SHORT EXERCISE:
Omit all images. Write out the rest of the material exactly.
-- start of EXTRACTED MATERIAL --
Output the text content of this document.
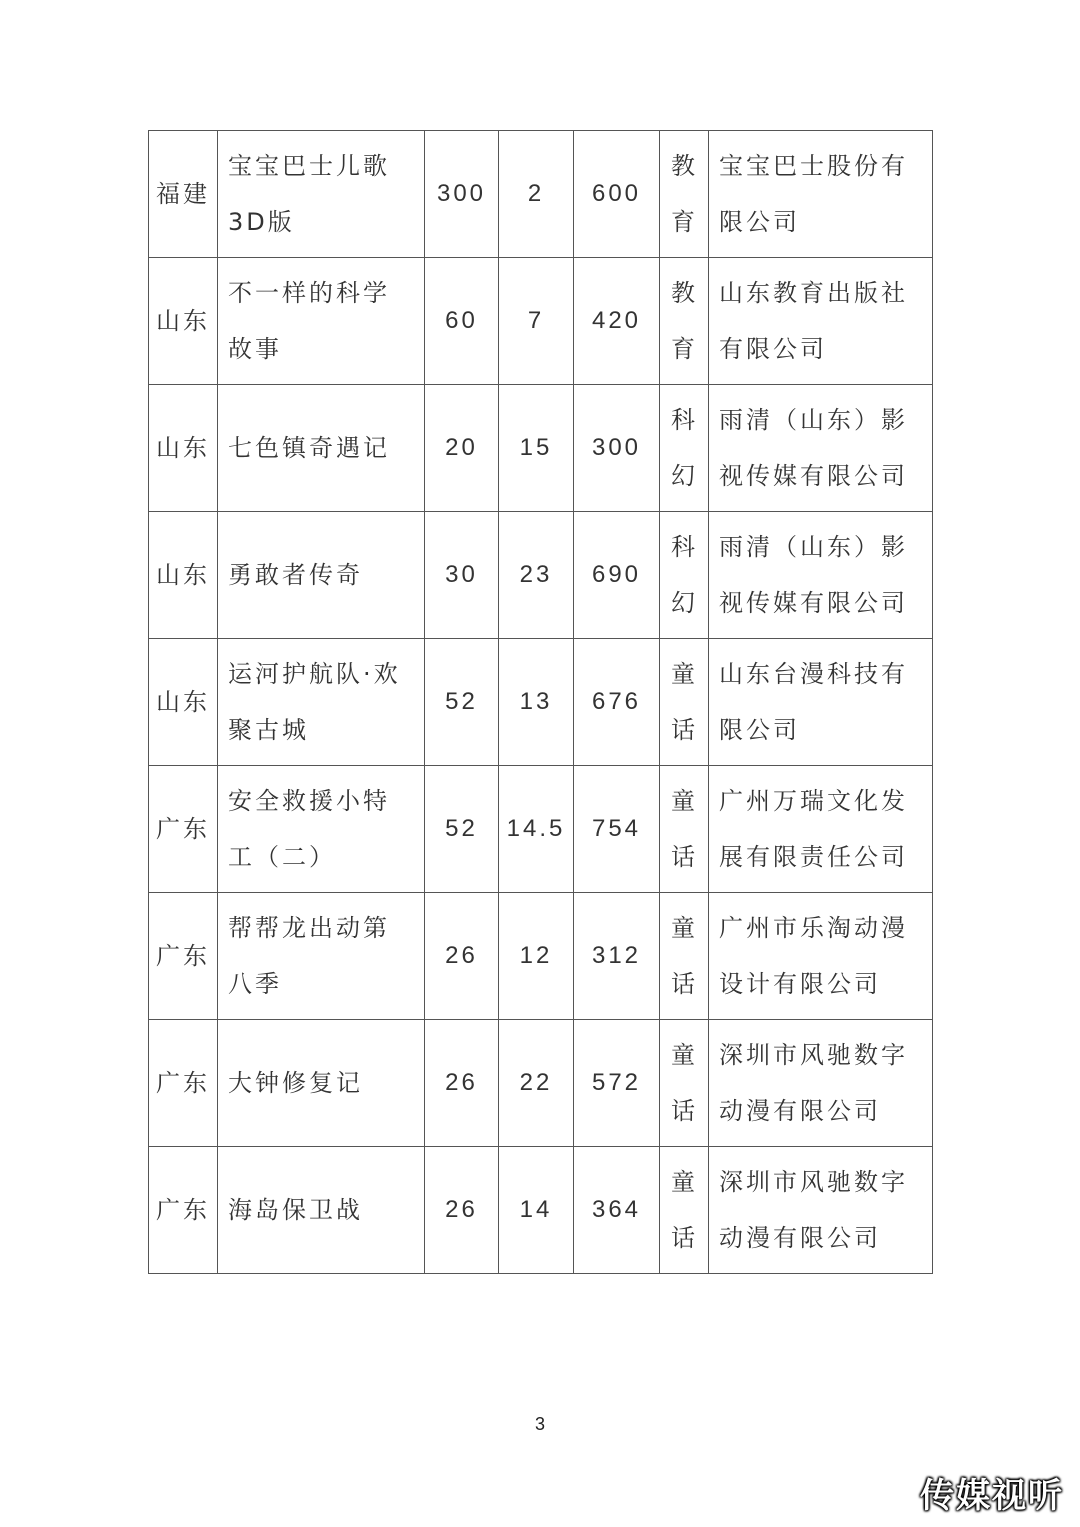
福建	宝宝巴士儿歌3D版	300	2	600	教育	宝宝巴士股份有限公司
山东	不一样的科学故事	60	7	420	教育	山东教育出版社有限公司
山东	七色镇奇遇记	20	15	300	科幻	雨清（山东）影视传媒有限公司
山东	勇敢者传奇	30	23	690	科幻	雨清（山东）影视传媒有限公司
山东	运河护航队·欢聚古城	52	13	676	童话	山东台漫科技有限公司
广东	安全救援小特工（二）	52	14.5	754	童话	广州万瑞文化发展有限责任公司
广东	帮帮龙出动第八季	26	12	312	童话	广州市乐淘动漫设计有限公司
广东	大钟修复记	26	22	572	童话	深圳市风驰数字动漫有限公司
广东	海岛保卫战	26	14	364	童话	深圳市风驰数字动漫有限公司
3
传媒视听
-- end of EXTRACTED MATERIAL --
SOLUTION TO THIS PROBLEM:
Output the text content of this document.
福建	宝宝巴士儿歌3D版	300	2	600	教育	宝宝巴士股份有限公司
山东	不一样的科学故事	60	7	420	教育	山东教育出版社有限公司
山东	七色镇奇遇记	20	15	300	科幻	雨清（山东）影视传媒有限公司
山东	勇敢者传奇	30	23	690	科幻	雨清（山东）影视传媒有限公司
山东	运河护航队·欢聚古城	52	13	676	童话	山东台漫科技有限公司
广东	安全救援小特工（二）	52	14.5	754	童话	广州万瑞文化发展有限责任公司
广东	帮帮龙出动第八季	26	12	312	童话	广州市乐淘动漫设计有限公司
广东	大钟修复记	26	22	572	童话	深圳市风驰数字动漫有限公司
广东	海岛保卫战	26	14	364	童话	深圳市风驰数字动漫有限公司
3
传媒视听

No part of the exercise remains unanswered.